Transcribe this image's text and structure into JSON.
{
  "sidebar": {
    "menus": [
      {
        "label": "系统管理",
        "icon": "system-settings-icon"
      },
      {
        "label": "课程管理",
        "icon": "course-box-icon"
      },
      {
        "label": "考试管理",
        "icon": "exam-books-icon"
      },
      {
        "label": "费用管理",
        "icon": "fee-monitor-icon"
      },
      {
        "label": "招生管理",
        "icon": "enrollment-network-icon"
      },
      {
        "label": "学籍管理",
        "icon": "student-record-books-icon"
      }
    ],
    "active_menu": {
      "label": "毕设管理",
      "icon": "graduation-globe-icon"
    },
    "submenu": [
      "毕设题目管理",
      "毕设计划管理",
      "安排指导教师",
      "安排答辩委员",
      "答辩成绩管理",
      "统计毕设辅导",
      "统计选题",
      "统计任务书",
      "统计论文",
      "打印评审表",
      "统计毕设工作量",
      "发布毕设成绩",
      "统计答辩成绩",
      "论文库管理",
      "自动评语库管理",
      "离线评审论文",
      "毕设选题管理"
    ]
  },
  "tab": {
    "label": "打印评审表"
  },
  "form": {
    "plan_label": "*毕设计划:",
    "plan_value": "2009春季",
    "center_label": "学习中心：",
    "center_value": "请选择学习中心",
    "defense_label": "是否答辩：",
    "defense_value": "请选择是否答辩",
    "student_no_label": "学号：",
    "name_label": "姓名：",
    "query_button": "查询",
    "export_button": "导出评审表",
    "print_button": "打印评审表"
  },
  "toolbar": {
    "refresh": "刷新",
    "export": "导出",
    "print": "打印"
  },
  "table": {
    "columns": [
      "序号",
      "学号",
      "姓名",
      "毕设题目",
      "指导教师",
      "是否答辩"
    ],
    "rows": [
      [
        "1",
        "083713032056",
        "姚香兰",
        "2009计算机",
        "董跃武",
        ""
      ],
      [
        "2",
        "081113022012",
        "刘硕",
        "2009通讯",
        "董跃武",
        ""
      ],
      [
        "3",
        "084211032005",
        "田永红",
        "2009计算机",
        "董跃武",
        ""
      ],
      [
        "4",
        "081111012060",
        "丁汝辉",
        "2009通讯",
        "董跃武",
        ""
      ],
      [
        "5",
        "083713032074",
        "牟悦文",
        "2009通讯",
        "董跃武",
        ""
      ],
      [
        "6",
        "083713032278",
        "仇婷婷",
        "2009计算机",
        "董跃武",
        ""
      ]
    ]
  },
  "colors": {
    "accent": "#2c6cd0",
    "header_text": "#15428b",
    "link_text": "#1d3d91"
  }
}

**PROBLEM**. Quote each line of the data above exactly as written.

**ANSWER BELOW**.
Transcribe this image's text and structure into JSON.
{
  "sidebar": {
    "menus": [
      {
        "label": "系统管理",
        "icon": "system-settings-icon"
      },
      {
        "label": "课程管理",
        "icon": "course-box-icon"
      },
      {
        "label": "考试管理",
        "icon": "exam-books-icon"
      },
      {
        "label": "费用管理",
        "icon": "fee-monitor-icon"
      },
      {
        "label": "招生管理",
        "icon": "enrollment-network-icon"
      },
      {
        "label": "学籍管理",
        "icon": "student-record-books-icon"
      }
    ],
    "active_menu": {
      "label": "毕设管理",
      "icon": "graduation-globe-icon"
    },
    "submenu": [
      "毕设题目管理",
      "毕设计划管理",
      "安排指导教师",
      "安排答辩委员",
      "答辩成绩管理",
      "统计毕设辅导",
      "统计选题",
      "统计任务书",
      "统计论文",
      "打印评审表",
      "统计毕设工作量",
      "发布毕设成绩",
      "统计答辩成绩",
      "论文库管理",
      "自动评语库管理",
      "离线评审论文",
      "毕设选题管理"
    ]
  },
  "tab": {
    "label": "打印评审表"
  },
  "form": {
    "plan_label": "*毕设计划:",
    "plan_value": "2009春季",
    "center_label": "学习中心：",
    "center_value": "请选择学习中心",
    "defense_label": "是否答辩：",
    "defense_value": "请选择是否答辩",
    "student_no_label": "学号：",
    "name_label": "姓名：",
    "query_button": "查询",
    "export_button": "导出评审表",
    "print_button": "打印评审表"
  },
  "toolbar": {
    "refresh": "刷新",
    "export": "导出",
    "print": "打印"
  },
  "table": {
    "columns": [
      "序号",
      "学号",
      "姓名",
      "毕设题目",
      "指导教师",
      "是否答辩"
    ],
    "rows": [
      [
        "1",
        "083713032056",
        "姚香兰",
        "2009计算机",
        "董跃武",
        ""
      ],
      [
        "2",
        "081113022012",
        "刘硕",
        "2009通讯",
        "董跃武",
        ""
      ],
      [
        "3",
        "084211032005",
        "田永红",
        "2009计算机",
        "董跃武",
        ""
      ],
      [
        "4",
        "081111012060",
        "丁汝辉",
        "2009通讯",
        "董跃武",
        ""
      ],
      [
        "5",
        "083713032074",
        "牟悦文",
        "2009通讯",
        "董跃武",
        ""
      ],
      [
        "6",
        "083713032278",
        "仇婷婷",
        "2009计算机",
        "董跃武",
        ""
      ]
    ]
  },
  "colors": {
    "accent": "#2c6cd0",
    "header_text": "#15428b",
    "link_text": "#1d3d91"
  }
}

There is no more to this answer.